[Data supplied]
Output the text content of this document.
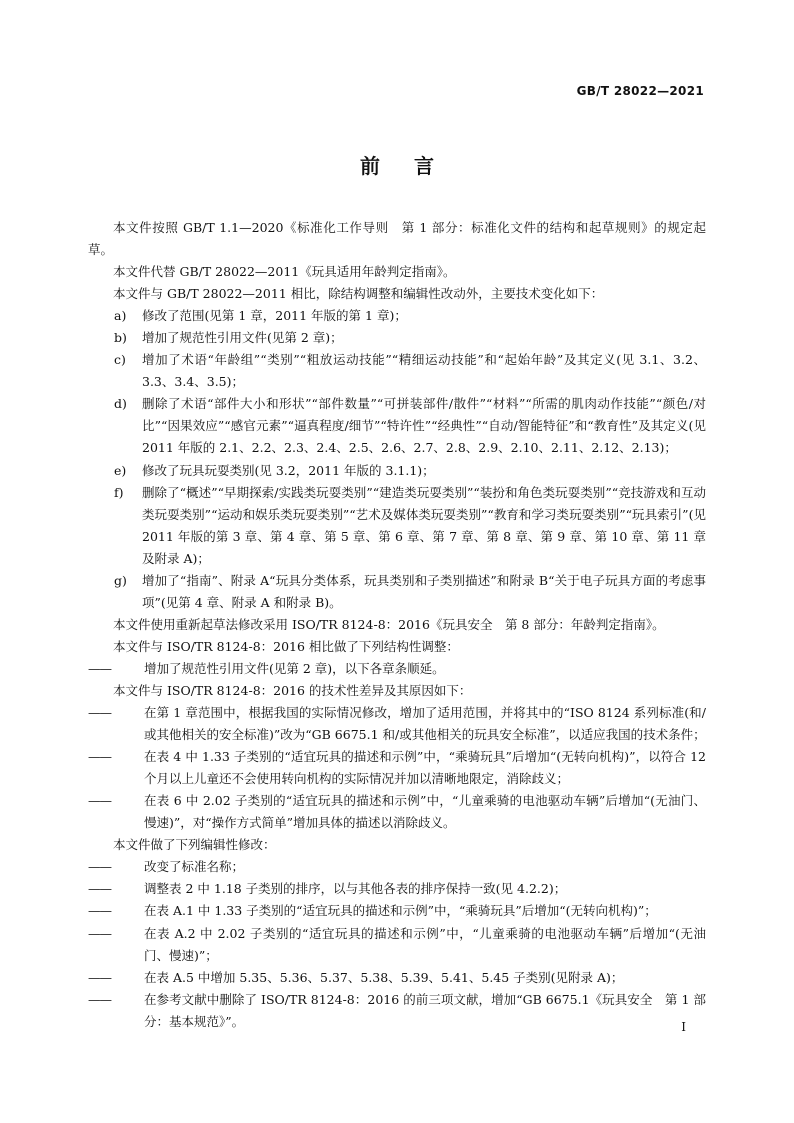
GB/T 28022—2021
前言

本文件按照 GB/T 1.1—2020《标准化工作导则　第 1 部分：标准化文件的结构和起草规则》的规定起草。

本文件代替 GB/T 28022—2011《玩具适用年龄判定指南》。

本文件与 GB/T 28022—2011 相比，除结构调整和编辑性改动外，主要技术变化如下：

a)	修改了范围(见第 1 章，2011 年版的第 1 章)；
b)	增加了规范性引用文件(见第 2 章)；
c)	增加了术语“年龄组”“类别”“粗放运动技能”“精细运动技能”和“起始年龄”及其定义(见 3.1、3.2、3.3、3.4、3.5)；
d)	删除了术语“部件大小和形状”“部件数量”“可拼装部件/散件”“材料”“所需的肌肉动作技能”“颜色/对比”“因果效应”“感官元素”“逼真程度/细节”“特许性”“经典性”“自动/智能特征”和“教育性”及其定义(见 2011 年版的 2.1、2.2、2.3、2.4、2.5、2.6、2.7、2.8、2.9、2.10、2.11、2.12、2.13)；
e)	修改了玩具玩耍类别(见 3.2，2011 年版的 3.1.1)；
f)	删除了“概述”“早期探索/实践类玩耍类别”“建造类玩耍类别”“装扮和角色类玩耍类别”“竞技游戏和互动类玩耍类别”“运动和娱乐类玩耍类别”“艺术及媒体类玩耍类别”“教育和学习类玩耍类别”“玩具索引”(见 2011 年版的第 3 章、第 4 章、第 5 章、第 6 章、第 7 章、第 8 章、第 9 章、第 10 章、第 11 章及附录 A)；
g)	增加了“指南”、附录 A“玩具分类体系，玩具类别和子类别描述”和附录 B“关于电子玩具方面的考虑事项”(见第 4 章、附录 A 和附录 B)。

本文件使用重新起草法修改采用 ISO/TR 8124-8：2016《玩具安全　第 8 部分：年龄判定指南》。

本文件与 ISO/TR 8124-8：2016 相比做了下列结构性调整：

——	增加了规范性引用文件(见第 2 章)，以下各章条顺延。

本文件与 ISO/TR 8124-8：2016 的技术性差异及其原因如下：

——	在第 1 章范围中，根据我国的实际情况修改，增加了适用范围，并将其中的“ISO 8124 系列标准(和/或其他相关的安全标准)”改为“GB 6675.1 和/或其他相关的玩具安全标准”，以适应我国的技术条件；
——	在表 4 中 1.33 子类别的“适宜玩具的描述和示例”中，“乘骑玩具”后增加“(无转向机构)”，以符合 12 个月以上儿童还不会使用转向机构的实际情况并加以清晰地限定，消除歧义；
——	在表 6 中 2.02 子类别的“适宜玩具的描述和示例”中，“儿童乘骑的电池驱动车辆”后增加“(无油门、慢速)”，对“操作方式简单”增加具体的描述以消除歧义。

本文件做了下列编辑性修改：

——	改变了标准名称；
——	调整表 2 中 1.18 子类别的排序，以与其他各表的排序保持一致(见 4.2.2)；
——	在表 A.1 中 1.33 子类别的“适宜玩具的描述和示例”中，“乘骑玩具”后增加“(无转向机构)”；
——	在表 A.2 中 2.02 子类别的“适宜玩具的描述和示例”中，“儿童乘骑的电池驱动车辆”后增加“(无油门、慢速)”；
——	在表 A.5 中增加 5.35、5.36、5.37、5.38、5.39、5.41、5.45 子类别(见附录 A)；
——	在参考文献中删除了 ISO/TR 8124-8：2016 的前三项文献，增加“GB 6675.1《玩具安全　第 1 部分：基本规范》”。	I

[Instructions for the task]
Reproduce the data word for word, excluding its pictures.

[Written solution]
Output the text content of this document.
GB/T 28022—2021
前言

本文件按照 GB/T 1.1—2020《标准化工作导则　第 1 部分：标准化文件的结构和起草规则》的规定起草。

本文件代替 GB/T 28022—2011《玩具适用年龄判定指南》。

本文件与 GB/T 28022—2011 相比，除结构调整和编辑性改动外，主要技术变化如下：

a)	修改了范围(见第 1 章，2011 年版的第 1 章)；
b)	增加了规范性引用文件(见第 2 章)；
c)	增加了术语“年龄组”“类别”“粗放运动技能”“精细运动技能”和“起始年龄”及其定义(见 3.1、3.2、3.3、3.4、3.5)；
d)	删除了术语“部件大小和形状”“部件数量”“可拼装部件/散件”“材料”“所需的肌肉动作技能”“颜色/对比”“因果效应”“感官元素”“逼真程度/细节”“特许性”“经典性”“自动/智能特征”和“教育性”及其定义(见 2011 年版的 2.1、2.2、2.3、2.4、2.5、2.6、2.7、2.8、2.9、2.10、2.11、2.12、2.13)；
e)	修改了玩具玩耍类别(见 3.2，2011 年版的 3.1.1)；
f)	删除了“概述”“早期探索/实践类玩耍类别”“建造类玩耍类别”“装扮和角色类玩耍类别”“竞技游戏和互动类玩耍类别”“运动和娱乐类玩耍类别”“艺术及媒体类玩耍类别”“教育和学习类玩耍类别”“玩具索引”(见 2011 年版的第 3 章、第 4 章、第 5 章、第 6 章、第 7 章、第 8 章、第 9 章、第 10 章、第 11 章及附录 A)；
g)	增加了“指南”、附录 A“玩具分类体系，玩具类别和子类别描述”和附录 B“关于电子玩具方面的考虑事项”(见第 4 章、附录 A 和附录 B)。

本文件使用重新起草法修改采用 ISO/TR 8124-8：2016《玩具安全　第 8 部分：年龄判定指南》。

本文件与 ISO/TR 8124-8：2016 相比做了下列结构性调整：

——	增加了规范性引用文件(见第 2 章)，以下各章条顺延。

本文件与 ISO/TR 8124-8：2016 的技术性差异及其原因如下：

——	在第 1 章范围中，根据我国的实际情况修改，增加了适用范围，并将其中的“ISO 8124 系列标准(和/或其他相关的安全标准)”改为“GB 6675.1 和/或其他相关的玩具安全标准”，以适应我国的技术条件；
——	在表 4 中 1.33 子类别的“适宜玩具的描述和示例”中，“乘骑玩具”后增加“(无转向机构)”，以符合 12 个月以上儿童还不会使用转向机构的实际情况并加以清晰地限定，消除歧义；
——	在表 6 中 2.02 子类别的“适宜玩具的描述和示例”中，“儿童乘骑的电池驱动车辆”后增加“(无油门、慢速)”，对“操作方式简单”增加具体的描述以消除歧义。

本文件做了下列编辑性修改：

——	改变了标准名称；
——	调整表 2 中 1.18 子类别的排序，以与其他各表的排序保持一致(见 4.2.2)；
——	在表 A.1 中 1.33 子类别的“适宜玩具的描述和示例”中，“乘骑玩具”后增加“(无转向机构)”；
——	在表 A.2 中 2.02 子类别的“适宜玩具的描述和示例”中，“儿童乘骑的电池驱动车辆”后增加“(无油门、慢速)”；
——	在表 A.5 中增加 5.35、5.36、5.37、5.38、5.39、5.41、5.45 子类别(见附录 A)；
——	在参考文献中删除了 ISO/TR 8124-8：2016 的前三项文献，增加“GB 6675.1《玩具安全　第 1 部分：基本规范》”。	I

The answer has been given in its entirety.